WRITTEN INSTRUCTION →
Repeat the whole listing exactly as written.

◇ ◇ ◇ ◇ ◇

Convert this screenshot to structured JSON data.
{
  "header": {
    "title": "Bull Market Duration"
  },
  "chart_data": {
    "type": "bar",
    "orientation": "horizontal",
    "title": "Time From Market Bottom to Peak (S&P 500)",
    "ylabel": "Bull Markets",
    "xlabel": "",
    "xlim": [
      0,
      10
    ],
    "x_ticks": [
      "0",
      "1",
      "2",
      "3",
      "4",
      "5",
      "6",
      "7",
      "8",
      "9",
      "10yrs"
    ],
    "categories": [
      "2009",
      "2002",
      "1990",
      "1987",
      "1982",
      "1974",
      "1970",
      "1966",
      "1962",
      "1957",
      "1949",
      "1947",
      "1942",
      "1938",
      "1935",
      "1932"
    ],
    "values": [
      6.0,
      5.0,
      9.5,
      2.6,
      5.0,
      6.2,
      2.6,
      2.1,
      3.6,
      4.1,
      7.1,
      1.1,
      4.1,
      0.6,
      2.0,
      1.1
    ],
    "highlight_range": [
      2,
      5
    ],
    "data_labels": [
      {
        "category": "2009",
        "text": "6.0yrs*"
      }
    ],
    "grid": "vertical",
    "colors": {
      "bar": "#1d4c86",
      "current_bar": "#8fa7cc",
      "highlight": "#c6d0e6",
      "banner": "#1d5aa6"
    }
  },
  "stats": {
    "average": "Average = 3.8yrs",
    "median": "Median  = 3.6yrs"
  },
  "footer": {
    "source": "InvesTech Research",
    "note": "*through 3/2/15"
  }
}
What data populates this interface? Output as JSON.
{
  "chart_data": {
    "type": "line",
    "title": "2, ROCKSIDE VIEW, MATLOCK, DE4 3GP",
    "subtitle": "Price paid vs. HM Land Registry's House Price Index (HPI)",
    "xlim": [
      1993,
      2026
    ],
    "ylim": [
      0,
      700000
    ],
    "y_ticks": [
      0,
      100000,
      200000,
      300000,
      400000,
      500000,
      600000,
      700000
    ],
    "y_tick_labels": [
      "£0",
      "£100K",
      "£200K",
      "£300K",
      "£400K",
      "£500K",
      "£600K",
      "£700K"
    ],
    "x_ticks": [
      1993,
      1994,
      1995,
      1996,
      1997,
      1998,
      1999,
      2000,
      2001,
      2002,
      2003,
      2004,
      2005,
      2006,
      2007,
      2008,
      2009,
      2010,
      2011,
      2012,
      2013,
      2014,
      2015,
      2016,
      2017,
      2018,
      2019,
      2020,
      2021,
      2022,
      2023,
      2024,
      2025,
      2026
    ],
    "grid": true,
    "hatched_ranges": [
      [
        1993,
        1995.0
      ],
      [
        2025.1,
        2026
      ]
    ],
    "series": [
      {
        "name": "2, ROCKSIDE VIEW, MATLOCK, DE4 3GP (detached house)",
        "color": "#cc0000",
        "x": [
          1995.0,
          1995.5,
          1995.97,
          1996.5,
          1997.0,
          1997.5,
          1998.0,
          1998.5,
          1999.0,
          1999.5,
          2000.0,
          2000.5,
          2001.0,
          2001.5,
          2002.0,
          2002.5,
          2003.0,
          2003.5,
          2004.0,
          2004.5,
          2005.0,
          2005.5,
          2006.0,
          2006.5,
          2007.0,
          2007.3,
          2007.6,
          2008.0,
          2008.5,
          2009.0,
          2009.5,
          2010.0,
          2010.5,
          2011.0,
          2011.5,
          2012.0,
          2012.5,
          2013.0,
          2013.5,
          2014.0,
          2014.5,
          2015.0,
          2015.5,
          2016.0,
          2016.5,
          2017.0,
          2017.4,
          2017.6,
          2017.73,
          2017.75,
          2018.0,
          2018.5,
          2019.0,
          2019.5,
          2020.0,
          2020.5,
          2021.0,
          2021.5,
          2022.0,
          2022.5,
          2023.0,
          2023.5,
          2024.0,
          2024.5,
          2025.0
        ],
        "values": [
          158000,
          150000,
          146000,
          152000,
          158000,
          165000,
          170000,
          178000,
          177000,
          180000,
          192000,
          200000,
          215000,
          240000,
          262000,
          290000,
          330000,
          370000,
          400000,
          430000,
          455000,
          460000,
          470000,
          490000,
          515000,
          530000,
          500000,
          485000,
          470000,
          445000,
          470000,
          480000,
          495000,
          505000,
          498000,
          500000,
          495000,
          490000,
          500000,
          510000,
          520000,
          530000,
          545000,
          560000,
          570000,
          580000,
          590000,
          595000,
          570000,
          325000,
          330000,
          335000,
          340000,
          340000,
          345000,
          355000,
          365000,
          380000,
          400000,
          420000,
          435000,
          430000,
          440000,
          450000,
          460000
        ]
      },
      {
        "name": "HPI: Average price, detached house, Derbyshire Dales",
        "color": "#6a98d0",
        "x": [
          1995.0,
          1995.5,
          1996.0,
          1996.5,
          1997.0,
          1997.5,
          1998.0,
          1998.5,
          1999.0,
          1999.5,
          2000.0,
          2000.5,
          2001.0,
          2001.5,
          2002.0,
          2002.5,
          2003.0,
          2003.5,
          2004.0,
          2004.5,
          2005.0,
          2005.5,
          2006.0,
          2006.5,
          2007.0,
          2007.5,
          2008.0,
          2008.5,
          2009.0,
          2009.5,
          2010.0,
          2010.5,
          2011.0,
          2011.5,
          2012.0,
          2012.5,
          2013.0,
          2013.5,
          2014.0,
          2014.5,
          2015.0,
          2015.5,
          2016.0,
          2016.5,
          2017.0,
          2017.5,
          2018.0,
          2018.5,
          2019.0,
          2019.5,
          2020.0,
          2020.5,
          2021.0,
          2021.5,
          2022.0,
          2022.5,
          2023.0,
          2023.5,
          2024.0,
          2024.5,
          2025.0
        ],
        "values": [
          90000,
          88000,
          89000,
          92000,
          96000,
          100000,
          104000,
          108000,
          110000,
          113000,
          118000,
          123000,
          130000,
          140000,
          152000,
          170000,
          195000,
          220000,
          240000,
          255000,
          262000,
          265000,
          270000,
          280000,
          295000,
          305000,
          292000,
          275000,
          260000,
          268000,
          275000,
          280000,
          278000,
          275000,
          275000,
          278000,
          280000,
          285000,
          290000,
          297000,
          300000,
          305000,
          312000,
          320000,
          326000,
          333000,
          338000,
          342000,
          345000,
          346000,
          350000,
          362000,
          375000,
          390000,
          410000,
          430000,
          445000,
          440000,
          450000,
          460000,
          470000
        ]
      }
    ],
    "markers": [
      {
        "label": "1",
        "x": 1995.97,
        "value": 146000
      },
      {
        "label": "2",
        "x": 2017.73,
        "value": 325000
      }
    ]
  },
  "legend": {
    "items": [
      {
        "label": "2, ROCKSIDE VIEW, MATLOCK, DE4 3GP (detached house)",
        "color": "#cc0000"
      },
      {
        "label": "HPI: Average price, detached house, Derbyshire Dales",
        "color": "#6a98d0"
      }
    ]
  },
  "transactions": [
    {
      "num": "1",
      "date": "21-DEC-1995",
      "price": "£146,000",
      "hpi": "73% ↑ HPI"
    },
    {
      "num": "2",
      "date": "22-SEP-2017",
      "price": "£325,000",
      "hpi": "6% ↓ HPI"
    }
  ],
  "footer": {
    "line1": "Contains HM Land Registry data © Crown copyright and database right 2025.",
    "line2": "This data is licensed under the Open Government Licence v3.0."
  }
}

◇ ◇ ◇ ◇ ◇

SOLUTION TO THIS PROBLEM →
Convert this screenshot to structured JSON data.
{
  "header": {
    "title": "Bull Market Duration"
  },
  "chart_data": {
    "type": "bar",
    "orientation": "horizontal",
    "title": "Time From Market Bottom to Peak (S&P 500)",
    "ylabel": "Bull Markets",
    "xlabel": "",
    "xlim": [
      0,
      10
    ],
    "x_ticks": [
      "0",
      "1",
      "2",
      "3",
      "4",
      "5",
      "6",
      "7",
      "8",
      "9",
      "10yrs"
    ],
    "categories": [
      "2009",
      "2002",
      "1990",
      "1987",
      "1982",
      "1974",
      "1970",
      "1966",
      "1962",
      "1957",
      "1949",
      "1947",
      "1942",
      "1938",
      "1935",
      "1932"
    ],
    "values": [
      6.0,
      5.0,
      9.5,
      2.6,
      5.0,
      6.2,
      2.6,
      2.1,
      3.6,
      4.1,
      7.1,
      1.1,
      4.1,
      0.6,
      2.0,
      1.1
    ],
    "highlight_range": [
      2,
      5
    ],
    "data_labels": [
      {
        "category": "2009",
        "text": "6.0yrs*"
      }
    ],
    "grid": "vertical",
    "colors": {
      "bar": "#1d4c86",
      "current_bar": "#8fa7cc",
      "highlight": "#c6d0e6",
      "banner": "#1d5aa6"
    }
  },
  "stats": {
    "average": "Average = 3.8yrs",
    "median": "Median  = 3.6yrs"
  },
  "footer": {
    "source": "InvesTech Research",
    "note": "*through 3/2/15"
  }
}
What data populates this interface? Output as JSON.
{
  "chart_data": {
    "type": "line",
    "title": "2, ROCKSIDE VIEW, MATLOCK, DE4 3GP",
    "subtitle": "Price paid vs. HM Land Registry's House Price Index (HPI)",
    "xlim": [
      1993,
      2026
    ],
    "ylim": [
      0,
      700000
    ],
    "y_ticks": [
      0,
      100000,
      200000,
      300000,
      400000,
      500000,
      600000,
      700000
    ],
    "y_tick_labels": [
      "£0",
      "£100K",
      "£200K",
      "£300K",
      "£400K",
      "£500K",
      "£600K",
      "£700K"
    ],
    "x_ticks": [
      1993,
      1994,
      1995,
      1996,
      1997,
      1998,
      1999,
      2000,
      2001,
      2002,
      2003,
      2004,
      2005,
      2006,
      2007,
      2008,
      2009,
      2010,
      2011,
      2012,
      2013,
      2014,
      2015,
      2016,
      2017,
      2018,
      2019,
      2020,
      2021,
      2022,
      2023,
      2024,
      2025,
      2026
    ],
    "grid": true,
    "hatched_ranges": [
      [
        1993,
        1995.0
      ],
      [
        2025.1,
        2026
      ]
    ],
    "series": [
      {
        "name": "2, ROCKSIDE VIEW, MATLOCK, DE4 3GP (detached house)",
        "color": "#cc0000",
        "x": [
          1995.0,
          1995.5,
          1995.97,
          1996.5,
          1997.0,
          1997.5,
          1998.0,
          1998.5,
          1999.0,
          1999.5,
          2000.0,
          2000.5,
          2001.0,
          2001.5,
          2002.0,
          2002.5,
          2003.0,
          2003.5,
          2004.0,
          2004.5,
          2005.0,
          2005.5,
          2006.0,
          2006.5,
          2007.0,
          2007.3,
          2007.6,
          2008.0,
          2008.5,
          2009.0,
          2009.5,
          2010.0,
          2010.5,
          2011.0,
          2011.5,
          2012.0,
          2012.5,
          2013.0,
          2013.5,
          2014.0,
          2014.5,
          2015.0,
          2015.5,
          2016.0,
          2016.5,
          2017.0,
          2017.4,
          2017.6,
          2017.73,
          2017.75,
          2018.0,
          2018.5,
          2019.0,
          2019.5,
          2020.0,
          2020.5,
          2021.0,
          2021.5,
          2022.0,
          2022.5,
          2023.0,
          2023.5,
          2024.0,
          2024.5,
          2025.0
        ],
        "values": [
          158000,
          150000,
          146000,
          152000,
          158000,
          165000,
          170000,
          178000,
          177000,
          180000,
          192000,
          200000,
          215000,
          240000,
          262000,
          290000,
          330000,
          370000,
          400000,
          430000,
          455000,
          460000,
          470000,
          490000,
          515000,
          530000,
          500000,
          485000,
          470000,
          445000,
          470000,
          480000,
          495000,
          505000,
          498000,
          500000,
          495000,
          490000,
          500000,
          510000,
          520000,
          530000,
          545000,
          560000,
          570000,
          580000,
          590000,
          595000,
          570000,
          325000,
          330000,
          335000,
          340000,
          340000,
          345000,
          355000,
          365000,
          380000,
          400000,
          420000,
          435000,
          430000,
          440000,
          450000,
          460000
        ]
      },
      {
        "name": "HPI: Average price, detached house, Derbyshire Dales",
        "color": "#6a98d0",
        "x": [
          1995.0,
          1995.5,
          1996.0,
          1996.5,
          1997.0,
          1997.5,
          1998.0,
          1998.5,
          1999.0,
          1999.5,
          2000.0,
          2000.5,
          2001.0,
          2001.5,
          2002.0,
          2002.5,
          2003.0,
          2003.5,
          2004.0,
          2004.5,
          2005.0,
          2005.5,
          2006.0,
          2006.5,
          2007.0,
          2007.5,
          2008.0,
          2008.5,
          2009.0,
          2009.5,
          2010.0,
          2010.5,
          2011.0,
          2011.5,
          2012.0,
          2012.5,
          2013.0,
          2013.5,
          2014.0,
          2014.5,
          2015.0,
          2015.5,
          2016.0,
          2016.5,
          2017.0,
          2017.5,
          2018.0,
          2018.5,
          2019.0,
          2019.5,
          2020.0,
          2020.5,
          2021.0,
          2021.5,
          2022.0,
          2022.5,
          2023.0,
          2023.5,
          2024.0,
          2024.5,
          2025.0
        ],
        "values": [
          90000,
          88000,
          89000,
          92000,
          96000,
          100000,
          104000,
          108000,
          110000,
          113000,
          118000,
          123000,
          130000,
          140000,
          152000,
          170000,
          195000,
          220000,
          240000,
          255000,
          262000,
          265000,
          270000,
          280000,
          295000,
          305000,
          292000,
          275000,
          260000,
          268000,
          275000,
          280000,
          278000,
          275000,
          275000,
          278000,
          280000,
          285000,
          290000,
          297000,
          300000,
          305000,
          312000,
          320000,
          326000,
          333000,
          338000,
          342000,
          345000,
          346000,
          350000,
          362000,
          375000,
          390000,
          410000,
          430000,
          445000,
          440000,
          450000,
          460000,
          470000
        ]
      }
    ],
    "markers": [
      {
        "label": "1",
        "x": 1995.97,
        "value": 146000
      },
      {
        "label": "2",
        "x": 2017.73,
        "value": 325000
      }
    ]
  },
  "legend": {
    "items": [
      {
        "label": "2, ROCKSIDE VIEW, MATLOCK, DE4 3GP (detached house)",
        "color": "#cc0000"
      },
      {
        "label": "HPI: Average price, detached house, Derbyshire Dales",
        "color": "#6a98d0"
      }
    ]
  },
  "transactions": [
    {
      "num": "1",
      "date": "21-DEC-1995",
      "price": "£146,000",
      "hpi": "73% ↑ HPI"
    },
    {
      "num": "2",
      "date": "22-SEP-2017",
      "price": "£325,000",
      "hpi": "6% ↓ HPI"
    }
  ],
  "footer": {
    "line1": "Contains HM Land Registry data © Crown copyright and database right 2025.",
    "line2": "This data is licensed under the Open Government Licence v3.0."
  }
}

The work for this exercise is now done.